Listed entries:
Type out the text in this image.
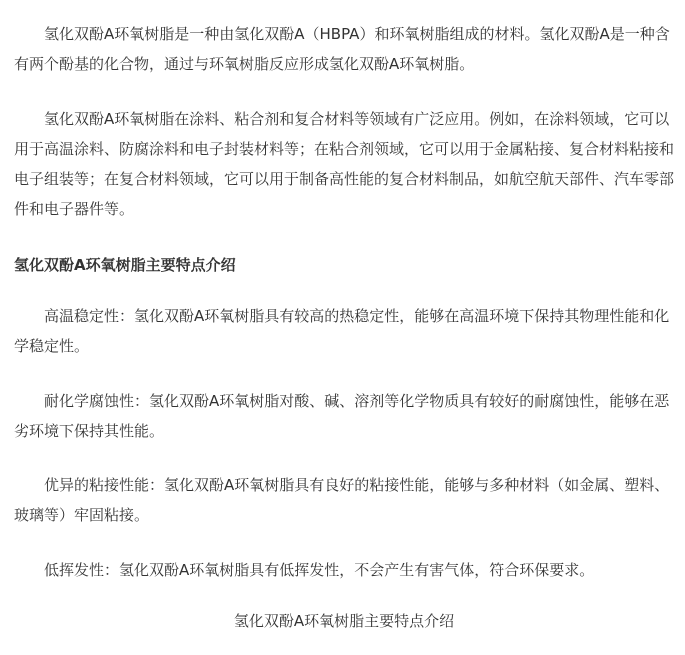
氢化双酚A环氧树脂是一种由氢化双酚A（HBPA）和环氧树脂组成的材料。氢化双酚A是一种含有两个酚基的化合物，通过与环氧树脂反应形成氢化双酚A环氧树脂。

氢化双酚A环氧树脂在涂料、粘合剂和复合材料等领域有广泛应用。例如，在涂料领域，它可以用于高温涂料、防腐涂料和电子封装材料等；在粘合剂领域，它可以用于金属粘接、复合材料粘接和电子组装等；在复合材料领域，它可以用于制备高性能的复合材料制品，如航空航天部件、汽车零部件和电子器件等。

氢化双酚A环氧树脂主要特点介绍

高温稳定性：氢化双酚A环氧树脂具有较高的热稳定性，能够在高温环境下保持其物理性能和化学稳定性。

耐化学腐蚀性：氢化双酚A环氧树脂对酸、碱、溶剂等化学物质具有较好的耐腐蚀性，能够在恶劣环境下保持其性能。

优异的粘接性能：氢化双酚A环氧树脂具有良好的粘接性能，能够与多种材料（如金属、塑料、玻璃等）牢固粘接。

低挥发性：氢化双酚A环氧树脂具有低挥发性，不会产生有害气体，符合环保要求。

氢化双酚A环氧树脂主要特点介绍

...

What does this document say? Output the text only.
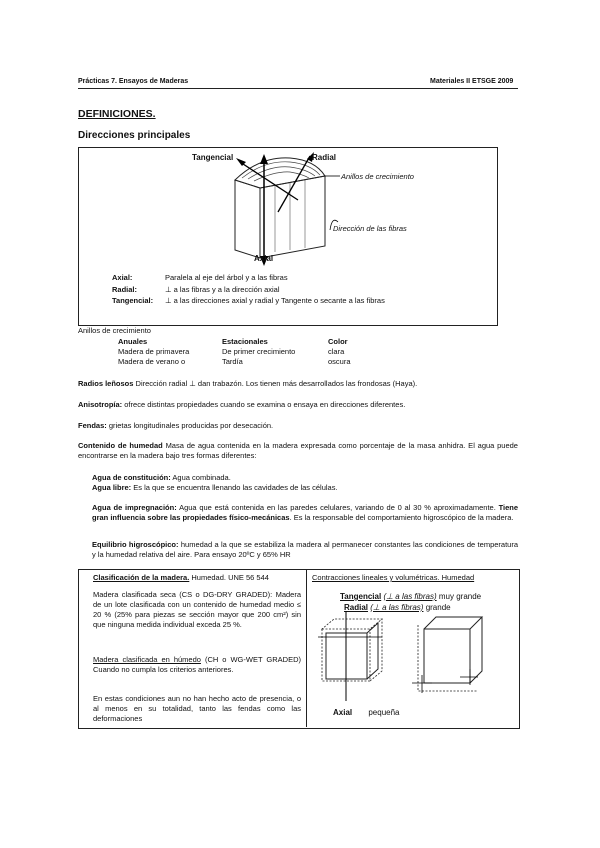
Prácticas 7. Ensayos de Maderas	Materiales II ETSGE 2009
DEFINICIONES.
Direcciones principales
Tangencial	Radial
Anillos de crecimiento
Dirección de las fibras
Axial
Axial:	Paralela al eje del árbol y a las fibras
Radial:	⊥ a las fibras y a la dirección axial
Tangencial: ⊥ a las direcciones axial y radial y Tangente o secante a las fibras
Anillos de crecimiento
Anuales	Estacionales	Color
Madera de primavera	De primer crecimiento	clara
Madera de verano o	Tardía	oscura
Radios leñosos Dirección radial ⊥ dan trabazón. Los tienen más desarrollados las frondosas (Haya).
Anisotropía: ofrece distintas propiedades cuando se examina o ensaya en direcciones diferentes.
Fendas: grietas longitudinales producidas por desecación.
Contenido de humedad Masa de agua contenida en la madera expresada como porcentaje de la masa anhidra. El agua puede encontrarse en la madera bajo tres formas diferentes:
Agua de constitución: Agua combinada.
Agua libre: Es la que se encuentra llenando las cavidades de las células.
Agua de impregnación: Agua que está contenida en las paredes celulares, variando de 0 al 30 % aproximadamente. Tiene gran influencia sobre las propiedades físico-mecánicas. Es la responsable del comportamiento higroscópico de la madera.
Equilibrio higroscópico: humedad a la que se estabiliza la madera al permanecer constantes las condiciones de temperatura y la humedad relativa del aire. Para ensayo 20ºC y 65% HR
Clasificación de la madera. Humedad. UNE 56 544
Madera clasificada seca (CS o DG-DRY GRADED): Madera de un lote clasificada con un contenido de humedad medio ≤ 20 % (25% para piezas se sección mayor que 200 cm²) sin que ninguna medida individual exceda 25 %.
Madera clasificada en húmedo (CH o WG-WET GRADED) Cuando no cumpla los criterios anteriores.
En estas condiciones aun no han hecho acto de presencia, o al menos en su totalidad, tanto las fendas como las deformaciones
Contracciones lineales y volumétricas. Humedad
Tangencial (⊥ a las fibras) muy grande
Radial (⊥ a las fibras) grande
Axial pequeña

Goal: Pick out and copy the lines of the entries that hold the string "propiedades".

Solution to the problem:
Anisotropía: ofrece distintas propiedades cuando se examina o ensaya en direcciones diferentes.
Agua de impregnación: Agua que está contenida en las paredes celulares, variando de 0 al 30 % aproximadamente. Tiene gran influencia sobre las propiedades físico-mecánicas. Es la responsable del comportamiento higroscópico de la madera.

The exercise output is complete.